[TO DO]: Show every line of the records below that contains the word "subtitle".

[GIVEN ENTRIES]:
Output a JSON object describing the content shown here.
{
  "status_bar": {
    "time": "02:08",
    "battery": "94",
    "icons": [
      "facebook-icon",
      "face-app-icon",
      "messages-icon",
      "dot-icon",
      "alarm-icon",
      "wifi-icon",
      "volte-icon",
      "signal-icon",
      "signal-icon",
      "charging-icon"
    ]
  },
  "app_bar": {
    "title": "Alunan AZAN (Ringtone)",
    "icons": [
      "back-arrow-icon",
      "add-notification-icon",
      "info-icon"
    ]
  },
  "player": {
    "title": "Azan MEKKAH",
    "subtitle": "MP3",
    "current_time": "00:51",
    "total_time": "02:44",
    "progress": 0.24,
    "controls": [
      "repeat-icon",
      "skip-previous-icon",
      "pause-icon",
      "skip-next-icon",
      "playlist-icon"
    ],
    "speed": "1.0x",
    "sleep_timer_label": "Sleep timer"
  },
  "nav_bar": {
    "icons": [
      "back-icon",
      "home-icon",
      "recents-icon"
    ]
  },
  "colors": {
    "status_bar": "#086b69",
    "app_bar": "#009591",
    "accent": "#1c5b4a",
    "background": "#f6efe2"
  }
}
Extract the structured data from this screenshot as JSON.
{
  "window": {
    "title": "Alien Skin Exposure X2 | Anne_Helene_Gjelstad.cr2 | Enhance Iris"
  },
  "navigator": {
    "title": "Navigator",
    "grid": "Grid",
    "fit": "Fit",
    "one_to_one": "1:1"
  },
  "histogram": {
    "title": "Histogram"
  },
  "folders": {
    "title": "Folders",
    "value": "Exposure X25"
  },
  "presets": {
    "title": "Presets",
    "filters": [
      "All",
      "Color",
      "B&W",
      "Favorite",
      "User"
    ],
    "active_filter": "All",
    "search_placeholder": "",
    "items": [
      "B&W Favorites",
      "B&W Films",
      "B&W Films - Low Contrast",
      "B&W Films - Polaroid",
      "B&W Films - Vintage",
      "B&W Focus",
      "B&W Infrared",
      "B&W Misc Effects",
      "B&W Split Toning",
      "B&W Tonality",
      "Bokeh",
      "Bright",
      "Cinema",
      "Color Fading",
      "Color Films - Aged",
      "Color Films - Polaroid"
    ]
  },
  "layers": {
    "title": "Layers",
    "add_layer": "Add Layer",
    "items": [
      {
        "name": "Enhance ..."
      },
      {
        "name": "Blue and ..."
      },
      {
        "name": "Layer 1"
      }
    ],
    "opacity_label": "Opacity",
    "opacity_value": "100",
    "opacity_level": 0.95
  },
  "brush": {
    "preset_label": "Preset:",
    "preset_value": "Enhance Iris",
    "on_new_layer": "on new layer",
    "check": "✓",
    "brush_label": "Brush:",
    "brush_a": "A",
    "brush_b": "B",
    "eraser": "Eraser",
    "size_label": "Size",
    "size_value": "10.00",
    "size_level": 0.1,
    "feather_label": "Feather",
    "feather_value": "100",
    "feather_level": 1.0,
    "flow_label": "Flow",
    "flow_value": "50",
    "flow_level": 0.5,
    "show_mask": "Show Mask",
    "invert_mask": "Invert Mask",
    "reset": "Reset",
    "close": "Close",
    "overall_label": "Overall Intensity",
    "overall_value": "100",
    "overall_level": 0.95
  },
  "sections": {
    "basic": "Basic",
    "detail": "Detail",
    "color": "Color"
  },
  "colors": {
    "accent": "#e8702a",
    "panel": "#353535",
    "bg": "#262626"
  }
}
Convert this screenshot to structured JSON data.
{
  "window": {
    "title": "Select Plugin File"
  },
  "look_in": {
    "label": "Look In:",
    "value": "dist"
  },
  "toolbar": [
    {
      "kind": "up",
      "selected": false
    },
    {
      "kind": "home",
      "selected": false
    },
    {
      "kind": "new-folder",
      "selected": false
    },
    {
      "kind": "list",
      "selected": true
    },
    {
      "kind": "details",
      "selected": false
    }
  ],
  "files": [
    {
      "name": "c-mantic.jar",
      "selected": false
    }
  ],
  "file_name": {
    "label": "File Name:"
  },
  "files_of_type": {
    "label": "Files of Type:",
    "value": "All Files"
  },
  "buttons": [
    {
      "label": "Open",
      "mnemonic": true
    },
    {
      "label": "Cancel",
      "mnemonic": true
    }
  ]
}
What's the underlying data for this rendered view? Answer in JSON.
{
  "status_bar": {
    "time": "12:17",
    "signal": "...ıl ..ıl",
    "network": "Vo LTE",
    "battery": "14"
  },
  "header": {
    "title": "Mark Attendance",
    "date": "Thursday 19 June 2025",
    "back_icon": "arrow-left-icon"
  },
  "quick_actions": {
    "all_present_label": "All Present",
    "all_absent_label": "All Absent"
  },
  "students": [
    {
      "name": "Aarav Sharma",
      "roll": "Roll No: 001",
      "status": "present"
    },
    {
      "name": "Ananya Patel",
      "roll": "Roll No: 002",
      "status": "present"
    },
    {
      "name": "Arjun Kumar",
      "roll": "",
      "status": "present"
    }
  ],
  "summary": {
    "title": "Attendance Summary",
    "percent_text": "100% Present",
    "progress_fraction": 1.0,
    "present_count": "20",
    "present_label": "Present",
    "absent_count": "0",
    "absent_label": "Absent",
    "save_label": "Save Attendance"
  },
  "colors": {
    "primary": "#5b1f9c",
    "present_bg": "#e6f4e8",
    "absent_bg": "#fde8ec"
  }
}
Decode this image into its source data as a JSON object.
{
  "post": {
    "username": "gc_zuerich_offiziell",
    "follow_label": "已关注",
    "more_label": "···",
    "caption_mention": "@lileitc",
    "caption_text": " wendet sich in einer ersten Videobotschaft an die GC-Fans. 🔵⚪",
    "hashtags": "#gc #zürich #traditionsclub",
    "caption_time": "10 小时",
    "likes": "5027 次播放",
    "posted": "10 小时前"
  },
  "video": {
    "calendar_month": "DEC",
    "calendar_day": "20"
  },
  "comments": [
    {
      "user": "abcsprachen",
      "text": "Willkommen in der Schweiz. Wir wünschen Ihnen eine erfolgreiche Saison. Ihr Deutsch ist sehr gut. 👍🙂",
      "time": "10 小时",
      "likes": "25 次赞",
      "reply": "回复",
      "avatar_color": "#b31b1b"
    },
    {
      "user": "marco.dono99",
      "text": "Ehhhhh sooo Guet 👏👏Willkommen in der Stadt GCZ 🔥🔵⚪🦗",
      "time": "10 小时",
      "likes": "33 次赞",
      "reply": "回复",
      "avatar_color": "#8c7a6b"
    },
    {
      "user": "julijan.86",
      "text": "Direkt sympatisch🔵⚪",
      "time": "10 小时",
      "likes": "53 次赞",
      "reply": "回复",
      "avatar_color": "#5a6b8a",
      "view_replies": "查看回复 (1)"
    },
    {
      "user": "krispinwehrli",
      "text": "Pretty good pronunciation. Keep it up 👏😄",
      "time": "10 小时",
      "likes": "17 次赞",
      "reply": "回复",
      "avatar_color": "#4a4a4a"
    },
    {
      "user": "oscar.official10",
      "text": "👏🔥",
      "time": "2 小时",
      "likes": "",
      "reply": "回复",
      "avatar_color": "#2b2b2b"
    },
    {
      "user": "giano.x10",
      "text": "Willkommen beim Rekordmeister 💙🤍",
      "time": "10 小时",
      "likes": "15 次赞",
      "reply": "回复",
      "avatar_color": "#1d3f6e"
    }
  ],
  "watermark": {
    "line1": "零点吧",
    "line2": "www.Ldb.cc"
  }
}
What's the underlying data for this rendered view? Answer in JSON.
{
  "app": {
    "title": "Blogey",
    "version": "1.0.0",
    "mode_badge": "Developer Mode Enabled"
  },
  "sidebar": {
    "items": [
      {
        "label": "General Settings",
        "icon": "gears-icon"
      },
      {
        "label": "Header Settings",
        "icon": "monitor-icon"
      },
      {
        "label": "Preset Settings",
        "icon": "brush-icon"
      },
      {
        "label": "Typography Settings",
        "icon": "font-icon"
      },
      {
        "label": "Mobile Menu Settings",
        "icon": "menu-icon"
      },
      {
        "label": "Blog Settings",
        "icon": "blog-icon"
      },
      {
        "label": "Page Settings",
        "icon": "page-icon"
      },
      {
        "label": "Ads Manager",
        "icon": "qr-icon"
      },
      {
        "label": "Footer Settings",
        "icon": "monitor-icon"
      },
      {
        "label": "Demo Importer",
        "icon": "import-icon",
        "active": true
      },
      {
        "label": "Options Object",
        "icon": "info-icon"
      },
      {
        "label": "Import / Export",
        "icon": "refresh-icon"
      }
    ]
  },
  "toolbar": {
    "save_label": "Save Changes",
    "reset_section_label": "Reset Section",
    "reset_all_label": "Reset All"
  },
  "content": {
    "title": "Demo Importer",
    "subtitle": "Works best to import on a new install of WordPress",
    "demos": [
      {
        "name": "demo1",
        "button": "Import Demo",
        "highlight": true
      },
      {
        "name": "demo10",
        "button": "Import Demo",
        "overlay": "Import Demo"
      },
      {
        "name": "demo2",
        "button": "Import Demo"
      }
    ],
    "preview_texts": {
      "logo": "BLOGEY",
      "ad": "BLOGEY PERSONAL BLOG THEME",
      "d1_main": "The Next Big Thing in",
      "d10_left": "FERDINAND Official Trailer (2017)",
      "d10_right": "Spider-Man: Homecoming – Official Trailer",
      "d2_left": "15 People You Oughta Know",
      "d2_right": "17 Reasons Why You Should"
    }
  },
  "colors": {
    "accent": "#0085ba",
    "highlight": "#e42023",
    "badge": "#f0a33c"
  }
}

[EXERCISE RESULT]:
    "subtitle": "MP3",
    "subtitle": "Works best to import on a new install of WordPress",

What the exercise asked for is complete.